>> begin Task input

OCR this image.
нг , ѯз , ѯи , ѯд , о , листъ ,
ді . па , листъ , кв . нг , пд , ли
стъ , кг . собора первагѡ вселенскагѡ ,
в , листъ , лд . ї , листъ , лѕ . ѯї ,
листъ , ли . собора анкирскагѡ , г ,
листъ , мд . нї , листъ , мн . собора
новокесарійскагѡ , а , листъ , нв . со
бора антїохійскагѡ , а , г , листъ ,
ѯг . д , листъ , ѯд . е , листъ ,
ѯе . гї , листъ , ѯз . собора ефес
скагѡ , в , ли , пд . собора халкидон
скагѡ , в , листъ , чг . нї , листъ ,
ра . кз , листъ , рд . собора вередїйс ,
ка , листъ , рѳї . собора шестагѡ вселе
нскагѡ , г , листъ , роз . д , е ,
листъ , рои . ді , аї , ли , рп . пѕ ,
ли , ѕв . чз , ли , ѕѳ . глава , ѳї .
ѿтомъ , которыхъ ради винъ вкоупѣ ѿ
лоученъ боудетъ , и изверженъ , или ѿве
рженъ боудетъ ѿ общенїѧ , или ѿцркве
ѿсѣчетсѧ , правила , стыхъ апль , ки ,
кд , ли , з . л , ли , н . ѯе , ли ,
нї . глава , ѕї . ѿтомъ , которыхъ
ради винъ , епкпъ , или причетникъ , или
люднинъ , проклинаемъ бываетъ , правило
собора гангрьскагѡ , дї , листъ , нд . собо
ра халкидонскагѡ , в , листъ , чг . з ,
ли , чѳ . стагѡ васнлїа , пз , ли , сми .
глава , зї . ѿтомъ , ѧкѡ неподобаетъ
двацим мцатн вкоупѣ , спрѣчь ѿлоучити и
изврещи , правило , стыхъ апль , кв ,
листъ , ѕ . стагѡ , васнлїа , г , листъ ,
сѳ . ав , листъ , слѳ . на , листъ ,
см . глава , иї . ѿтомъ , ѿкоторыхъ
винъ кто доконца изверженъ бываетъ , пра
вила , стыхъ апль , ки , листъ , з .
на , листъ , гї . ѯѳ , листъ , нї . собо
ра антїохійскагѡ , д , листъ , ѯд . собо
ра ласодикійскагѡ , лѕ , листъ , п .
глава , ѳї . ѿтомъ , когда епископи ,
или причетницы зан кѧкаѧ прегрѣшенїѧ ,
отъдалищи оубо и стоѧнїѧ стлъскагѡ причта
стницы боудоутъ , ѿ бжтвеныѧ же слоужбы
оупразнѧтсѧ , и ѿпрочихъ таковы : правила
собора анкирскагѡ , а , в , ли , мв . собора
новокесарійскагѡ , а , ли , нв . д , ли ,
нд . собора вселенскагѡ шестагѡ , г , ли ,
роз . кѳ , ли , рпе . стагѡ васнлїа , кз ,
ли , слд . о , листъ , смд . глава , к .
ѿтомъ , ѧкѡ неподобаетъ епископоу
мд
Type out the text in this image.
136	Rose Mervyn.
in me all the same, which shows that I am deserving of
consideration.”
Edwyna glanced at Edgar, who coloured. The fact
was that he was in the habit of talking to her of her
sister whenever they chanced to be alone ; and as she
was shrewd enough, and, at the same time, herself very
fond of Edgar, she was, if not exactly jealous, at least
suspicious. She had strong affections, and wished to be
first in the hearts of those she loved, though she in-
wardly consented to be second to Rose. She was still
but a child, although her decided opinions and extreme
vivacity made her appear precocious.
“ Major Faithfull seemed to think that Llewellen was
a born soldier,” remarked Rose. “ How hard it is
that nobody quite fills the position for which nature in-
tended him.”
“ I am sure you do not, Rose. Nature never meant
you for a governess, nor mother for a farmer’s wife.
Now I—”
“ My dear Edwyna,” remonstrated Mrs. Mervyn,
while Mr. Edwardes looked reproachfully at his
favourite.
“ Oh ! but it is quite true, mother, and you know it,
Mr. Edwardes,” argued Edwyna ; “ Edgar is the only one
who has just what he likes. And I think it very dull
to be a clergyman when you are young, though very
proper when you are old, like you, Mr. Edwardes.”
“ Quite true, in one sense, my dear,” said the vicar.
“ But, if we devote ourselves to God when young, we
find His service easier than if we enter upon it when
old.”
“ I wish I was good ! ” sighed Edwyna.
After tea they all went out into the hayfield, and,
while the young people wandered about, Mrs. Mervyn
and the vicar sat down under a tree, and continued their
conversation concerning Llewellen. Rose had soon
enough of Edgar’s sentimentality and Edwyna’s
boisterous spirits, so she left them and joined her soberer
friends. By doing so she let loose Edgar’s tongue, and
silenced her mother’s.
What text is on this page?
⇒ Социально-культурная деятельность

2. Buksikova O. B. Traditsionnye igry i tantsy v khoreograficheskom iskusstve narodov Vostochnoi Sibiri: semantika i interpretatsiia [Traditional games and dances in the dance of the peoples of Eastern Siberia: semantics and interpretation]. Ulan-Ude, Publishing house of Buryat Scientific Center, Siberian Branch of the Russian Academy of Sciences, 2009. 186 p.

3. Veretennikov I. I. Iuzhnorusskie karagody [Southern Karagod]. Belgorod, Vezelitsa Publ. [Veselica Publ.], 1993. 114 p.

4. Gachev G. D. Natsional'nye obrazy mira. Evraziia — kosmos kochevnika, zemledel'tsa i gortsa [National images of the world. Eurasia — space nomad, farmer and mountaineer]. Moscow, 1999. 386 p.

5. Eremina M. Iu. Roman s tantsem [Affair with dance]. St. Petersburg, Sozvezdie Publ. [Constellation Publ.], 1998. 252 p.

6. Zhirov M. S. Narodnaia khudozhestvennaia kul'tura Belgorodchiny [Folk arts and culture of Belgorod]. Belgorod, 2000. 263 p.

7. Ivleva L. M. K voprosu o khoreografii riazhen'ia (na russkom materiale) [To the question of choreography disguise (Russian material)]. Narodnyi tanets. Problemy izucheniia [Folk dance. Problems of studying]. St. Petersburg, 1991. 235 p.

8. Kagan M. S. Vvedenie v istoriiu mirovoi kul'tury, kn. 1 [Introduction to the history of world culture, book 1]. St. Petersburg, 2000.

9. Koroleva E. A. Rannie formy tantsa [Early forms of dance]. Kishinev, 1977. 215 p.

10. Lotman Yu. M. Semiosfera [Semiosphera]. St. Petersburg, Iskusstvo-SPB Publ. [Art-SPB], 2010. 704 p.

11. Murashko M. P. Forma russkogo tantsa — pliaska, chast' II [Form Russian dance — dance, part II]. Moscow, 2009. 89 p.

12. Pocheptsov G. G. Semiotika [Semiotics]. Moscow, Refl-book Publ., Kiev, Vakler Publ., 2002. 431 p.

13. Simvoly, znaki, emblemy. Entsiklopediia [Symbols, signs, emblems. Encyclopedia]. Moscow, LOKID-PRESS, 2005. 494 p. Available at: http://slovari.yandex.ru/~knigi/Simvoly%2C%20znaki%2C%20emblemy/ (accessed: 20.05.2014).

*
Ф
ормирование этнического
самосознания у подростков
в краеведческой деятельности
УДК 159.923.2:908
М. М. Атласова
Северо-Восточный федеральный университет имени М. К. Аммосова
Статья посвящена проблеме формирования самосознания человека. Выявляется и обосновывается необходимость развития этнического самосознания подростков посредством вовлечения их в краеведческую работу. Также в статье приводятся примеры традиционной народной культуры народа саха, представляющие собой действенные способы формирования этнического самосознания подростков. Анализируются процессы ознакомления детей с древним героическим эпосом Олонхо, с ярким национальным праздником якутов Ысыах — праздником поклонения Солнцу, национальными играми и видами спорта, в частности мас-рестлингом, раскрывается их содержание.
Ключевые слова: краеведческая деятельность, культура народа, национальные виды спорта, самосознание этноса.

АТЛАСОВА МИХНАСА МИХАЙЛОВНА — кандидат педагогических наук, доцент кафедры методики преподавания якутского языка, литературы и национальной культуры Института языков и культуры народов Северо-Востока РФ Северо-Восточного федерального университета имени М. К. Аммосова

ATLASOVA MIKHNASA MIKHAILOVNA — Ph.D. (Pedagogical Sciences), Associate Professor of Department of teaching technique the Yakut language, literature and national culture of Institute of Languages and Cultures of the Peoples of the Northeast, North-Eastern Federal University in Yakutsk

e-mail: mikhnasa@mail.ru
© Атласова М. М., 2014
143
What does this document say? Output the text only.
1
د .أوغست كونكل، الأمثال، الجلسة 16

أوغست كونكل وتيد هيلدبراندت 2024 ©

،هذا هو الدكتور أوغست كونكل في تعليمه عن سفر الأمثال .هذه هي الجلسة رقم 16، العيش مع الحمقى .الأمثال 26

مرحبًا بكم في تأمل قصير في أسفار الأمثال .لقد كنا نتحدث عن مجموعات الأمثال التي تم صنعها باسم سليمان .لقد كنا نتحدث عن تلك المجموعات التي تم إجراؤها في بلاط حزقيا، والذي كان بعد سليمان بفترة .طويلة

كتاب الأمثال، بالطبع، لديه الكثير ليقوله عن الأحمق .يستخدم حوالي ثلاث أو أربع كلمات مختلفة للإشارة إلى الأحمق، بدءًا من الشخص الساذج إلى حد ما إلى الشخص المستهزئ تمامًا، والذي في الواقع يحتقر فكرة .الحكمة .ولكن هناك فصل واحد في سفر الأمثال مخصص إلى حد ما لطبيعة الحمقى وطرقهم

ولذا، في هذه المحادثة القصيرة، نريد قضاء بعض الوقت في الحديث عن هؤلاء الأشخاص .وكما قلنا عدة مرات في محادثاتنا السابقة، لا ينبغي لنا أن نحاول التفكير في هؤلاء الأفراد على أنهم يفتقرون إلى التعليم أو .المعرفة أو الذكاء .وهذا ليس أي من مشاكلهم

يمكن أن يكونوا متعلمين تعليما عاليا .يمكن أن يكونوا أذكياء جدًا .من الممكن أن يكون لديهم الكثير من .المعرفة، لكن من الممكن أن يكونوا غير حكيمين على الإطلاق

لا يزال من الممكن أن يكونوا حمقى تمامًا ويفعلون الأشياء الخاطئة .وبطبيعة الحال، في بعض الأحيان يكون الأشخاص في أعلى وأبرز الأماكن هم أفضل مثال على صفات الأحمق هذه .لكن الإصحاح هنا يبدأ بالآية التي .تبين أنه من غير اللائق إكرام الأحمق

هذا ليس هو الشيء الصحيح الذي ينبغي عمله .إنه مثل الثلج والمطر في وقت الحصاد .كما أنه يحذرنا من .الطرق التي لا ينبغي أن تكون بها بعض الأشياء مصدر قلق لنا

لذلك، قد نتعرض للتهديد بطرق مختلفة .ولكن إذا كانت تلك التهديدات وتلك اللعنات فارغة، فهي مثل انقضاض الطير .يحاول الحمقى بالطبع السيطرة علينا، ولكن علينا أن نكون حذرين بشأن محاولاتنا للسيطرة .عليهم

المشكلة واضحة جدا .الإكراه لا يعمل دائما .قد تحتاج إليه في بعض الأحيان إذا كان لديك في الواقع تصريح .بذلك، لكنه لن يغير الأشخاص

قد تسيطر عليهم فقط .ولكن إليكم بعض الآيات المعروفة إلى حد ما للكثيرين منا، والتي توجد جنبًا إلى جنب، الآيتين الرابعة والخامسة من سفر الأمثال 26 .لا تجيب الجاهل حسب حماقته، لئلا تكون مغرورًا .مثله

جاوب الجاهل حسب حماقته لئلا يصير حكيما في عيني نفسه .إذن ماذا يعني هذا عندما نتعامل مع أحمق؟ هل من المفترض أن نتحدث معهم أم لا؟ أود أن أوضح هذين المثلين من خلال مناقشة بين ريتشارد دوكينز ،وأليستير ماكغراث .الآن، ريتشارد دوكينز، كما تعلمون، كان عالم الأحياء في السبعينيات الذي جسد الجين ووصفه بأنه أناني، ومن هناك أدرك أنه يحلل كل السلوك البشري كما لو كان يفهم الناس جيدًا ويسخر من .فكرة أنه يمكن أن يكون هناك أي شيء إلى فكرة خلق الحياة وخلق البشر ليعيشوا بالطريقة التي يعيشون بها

>> end Task input

What is the number of lines that hold the string "Edwyna"? Reply with that number alone.

Exercise output
5